--- Start of Working data ---
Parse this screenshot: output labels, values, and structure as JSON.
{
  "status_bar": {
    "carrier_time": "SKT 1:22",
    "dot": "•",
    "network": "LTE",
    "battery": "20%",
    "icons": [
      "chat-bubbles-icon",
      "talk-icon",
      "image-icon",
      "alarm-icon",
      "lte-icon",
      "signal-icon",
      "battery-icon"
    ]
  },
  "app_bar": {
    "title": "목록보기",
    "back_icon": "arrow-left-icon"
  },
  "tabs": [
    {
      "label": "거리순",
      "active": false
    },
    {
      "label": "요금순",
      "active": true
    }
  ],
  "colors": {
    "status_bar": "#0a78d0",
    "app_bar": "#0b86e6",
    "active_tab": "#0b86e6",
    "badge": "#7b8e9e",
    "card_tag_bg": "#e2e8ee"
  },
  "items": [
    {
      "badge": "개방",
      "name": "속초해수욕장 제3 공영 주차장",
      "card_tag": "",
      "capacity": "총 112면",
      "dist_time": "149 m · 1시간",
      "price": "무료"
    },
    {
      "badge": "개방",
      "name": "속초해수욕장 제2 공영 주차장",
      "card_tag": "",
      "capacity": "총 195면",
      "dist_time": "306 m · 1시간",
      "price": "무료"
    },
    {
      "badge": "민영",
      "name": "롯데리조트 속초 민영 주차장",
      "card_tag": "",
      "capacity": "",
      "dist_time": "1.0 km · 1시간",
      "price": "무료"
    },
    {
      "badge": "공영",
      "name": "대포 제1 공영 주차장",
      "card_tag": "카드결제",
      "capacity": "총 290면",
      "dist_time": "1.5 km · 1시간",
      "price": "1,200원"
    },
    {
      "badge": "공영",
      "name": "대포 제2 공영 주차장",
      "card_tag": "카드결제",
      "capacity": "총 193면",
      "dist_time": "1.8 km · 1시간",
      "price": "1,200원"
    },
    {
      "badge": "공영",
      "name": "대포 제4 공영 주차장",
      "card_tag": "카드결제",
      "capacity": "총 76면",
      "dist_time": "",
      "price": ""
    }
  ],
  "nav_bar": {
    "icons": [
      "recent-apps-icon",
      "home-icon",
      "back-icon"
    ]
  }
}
--- End of Working data ---
● **Given task**
Write the entries again, exactly as they stand.

● **Response**
Parse this screenshot: output labels, values, and structure as JSON.
{
  "status_bar": {
    "carrier_time": "SKT 1:22",
    "dot": "•",
    "network": "LTE",
    "battery": "20%",
    "icons": [
      "chat-bubbles-icon",
      "talk-icon",
      "image-icon",
      "alarm-icon",
      "lte-icon",
      "signal-icon",
      "battery-icon"
    ]
  },
  "app_bar": {
    "title": "목록보기",
    "back_icon": "arrow-left-icon"
  },
  "tabs": [
    {
      "label": "거리순",
      "active": false
    },
    {
      "label": "요금순",
      "active": true
    }
  ],
  "colors": {
    "status_bar": "#0a78d0",
    "app_bar": "#0b86e6",
    "active_tab": "#0b86e6",
    "badge": "#7b8e9e",
    "card_tag_bg": "#e2e8ee"
  },
  "items": [
    {
      "badge": "개방",
      "name": "속초해수욕장 제3 공영 주차장",
      "card_tag": "",
      "capacity": "총 112면",
      "dist_time": "149 m · 1시간",
      "price": "무료"
    },
    {
      "badge": "개방",
      "name": "속초해수욕장 제2 공영 주차장",
      "card_tag": "",
      "capacity": "총 195면",
      "dist_time": "306 m · 1시간",
      "price": "무료"
    },
    {
      "badge": "민영",
      "name": "롯데리조트 속초 민영 주차장",
      "card_tag": "",
      "capacity": "",
      "dist_time": "1.0 km · 1시간",
      "price": "무료"
    },
    {
      "badge": "공영",
      "name": "대포 제1 공영 주차장",
      "card_tag": "카드결제",
      "capacity": "총 290면",
      "dist_time": "1.5 km · 1시간",
      "price": "1,200원"
    },
    {
      "badge": "공영",
      "name": "대포 제2 공영 주차장",
      "card_tag": "카드결제",
      "capacity": "총 193면",
      "dist_time": "1.8 km · 1시간",
      "price": "1,200원"
    },
    {
      "badge": "공영",
      "name": "대포 제4 공영 주차장",
      "card_tag": "카드결제",
      "capacity": "총 76면",
      "dist_time": "",
      "price": ""
    }
  ],
  "nav_bar": {
    "icons": [
      "recent-apps-icon",
      "home-icon",
      "back-icon"
    ]
  }
}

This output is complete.